Brief:
Quote every line below exactly and skip any picture.

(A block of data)
==========
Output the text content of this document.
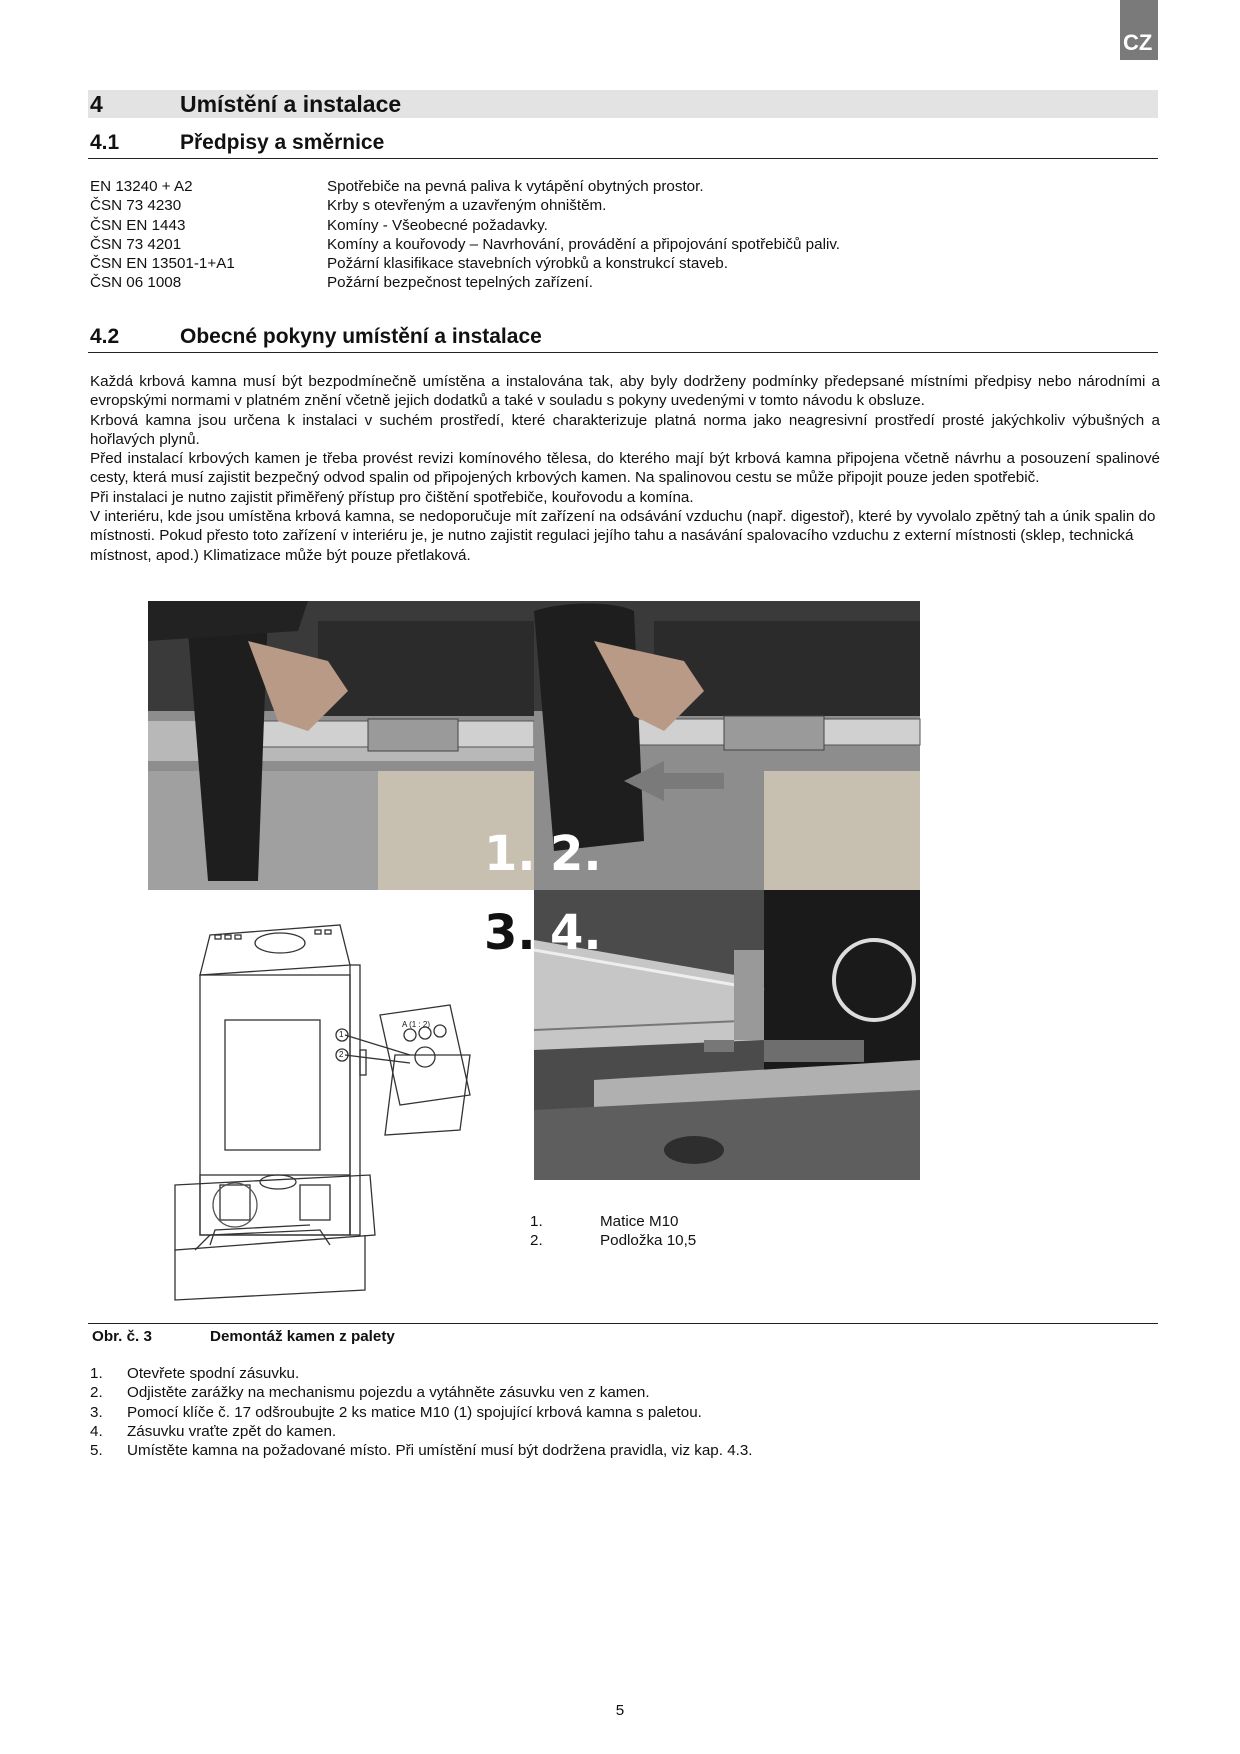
CZ
4	Umístění a instalace
4.1	Předpisy a směrnice
EN 13240 + A2	Spotřebiče na pevná paliva k vytápění obytných prostor.
ČSN 73 4230	Krby s otevřeným a uzavřeným ohništěm.
ČSN EN 1443	Komíny - Všeobecné požadavky.
ČSN 73 4201	Komíny a kouřovody – Navrhování, provádění a připojování spotřebičů paliv.
ČSN EN 13501-1+A1	Požární klasifikace stavebních výrobků a konstrukcí staveb.
ČSN 06 1008	Požární bezpečnost tepelných zařízení.
4.2	Obecné pokyny umístění a instalace

Každá krbová kamna musí být bezpodmínečně umístěna a instalována tak, aby byly dodrženy podmínky předepsané místními předpisy nebo národními a evropskými normami v platném znění včetně jejich dodatků a také v souladu s pokyny uvedenými v tomto návodu k obsluze.

Krbová kamna jsou určena k instalaci v suchém prostředí, které charakterizuje platná norma jako neagresivní prostředí prosté jakýchkoliv výbušných a hořlavých plynů.

Před instalací krbových kamen je třeba provést revizi komínového tělesa, do kterého mají být krbová kamna připojena včetně návrhu a posouzení spalinové cesty, která musí zajistit bezpečný odvod spalin od připojených krbových kamen. Na spalinovou cestu se může připojit pouze jeden spotřebič.

Při instalaci je nutno zajistit přiměřený přístup pro čištění spotřebiče, kouřovodu a komína.

V interiéru, kde jsou umístěna krbová kamna, se nedoporučuje mít zařízení na odsávání vzduchu (např. digestoř), které by vyvolalo zpětný tah a únik spalin do místnosti. Pokud přesto toto zařízení v interiéru je, je nutno zajistit regulaci jejího tahu a nasávání spalovacího vzduchu z externí místnosti (sklep, technická místnost, apod.) Klimatizace může být pouze přetlaková.

1. 2.
4.
3.
A (1 : 2)
1
2
1.	Matice M10
2.	Podložka 10,5
Obr. č. 3	Demontáž kamen z palety
1. Otevřete spodní zásuvku.
2. Odjistěte zarážky na mechanismu pojezdu a vytáhněte zásuvku ven z kamen.
3. Pomocí klíče č. 17 odšroubujte 2 ks matice M10 (1) spojující krbová kamna s paletou.
4. Zásuvku vraťte zpět do kamen.
5. Umístěte kamna na požadované místo. Při umístění musí být dodržena pravidla, viz kap. 4.3.
5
==========
Answer in full:
Output the text content of this document.
CZ
4	Umístění a instalace
4.1	Předpisy a směrnice
EN 13240 + A2	Spotřebiče na pevná paliva k vytápění obytných prostor.
ČSN 73 4230	Krby s otevřeným a uzavřeným ohništěm.
ČSN EN 1443	Komíny - Všeobecné požadavky.
ČSN 73 4201	Komíny a kouřovody – Navrhování, provádění a připojování spotřebičů paliv.
ČSN EN 13501-1+A1	Požární klasifikace stavebních výrobků a konstrukcí staveb.
ČSN 06 1008	Požární bezpečnost tepelných zařízení.
4.2	Obecné pokyny umístění a instalace

Každá krbová kamna musí být bezpodmínečně umístěna a instalována tak, aby byly dodrženy podmínky předepsané místními předpisy nebo národními a evropskými normami v platném znění včetně jejich dodatků a také v souladu s pokyny uvedenými v tomto návodu k obsluze.

Krbová kamna jsou určena k instalaci v suchém prostředí, které charakterizuje platná norma jako neagresivní prostředí prosté jakýchkoliv výbušných a hořlavých plynů.

Před instalací krbových kamen je třeba provést revizi komínového tělesa, do kterého mají být krbová kamna připojena včetně návrhu a posouzení spalinové cesty, která musí zajistit bezpečný odvod spalin od připojených krbových kamen. Na spalinovou cestu se může připojit pouze jeden spotřebič.

Při instalaci je nutno zajistit přiměřený přístup pro čištění spotřebiče, kouřovodu a komína.

V interiéru, kde jsou umístěna krbová kamna, se nedoporučuje mít zařízení na odsávání vzduchu (např. digestoř), které by vyvolalo zpětný tah a únik spalin do místnosti. Pokud přesto toto zařízení v interiéru je, je nutno zajistit regulaci jejího tahu a nasávání spalovacího vzduchu z externí místnosti (sklep, technická místnost, apod.) Klimatizace může být pouze přetlaková.

1. 2.
4.
3.
A (1 : 2)
1
2
1.	Matice M10
2.	Podložka 10,5
Obr. č. 3	Demontáž kamen z palety
1. Otevřete spodní zásuvku.
2. Odjistěte zarážky na mechanismu pojezdu a vytáhněte zásuvku ven z kamen.
3. Pomocí klíče č. 17 odšroubujte 2 ks matice M10 (1) spojující krbová kamna s paletou.
4. Zásuvku vraťte zpět do kamen.
5. Umístěte kamna na požadované místo. Při umístění musí být dodržena pravidla, viz kap. 4.3.
5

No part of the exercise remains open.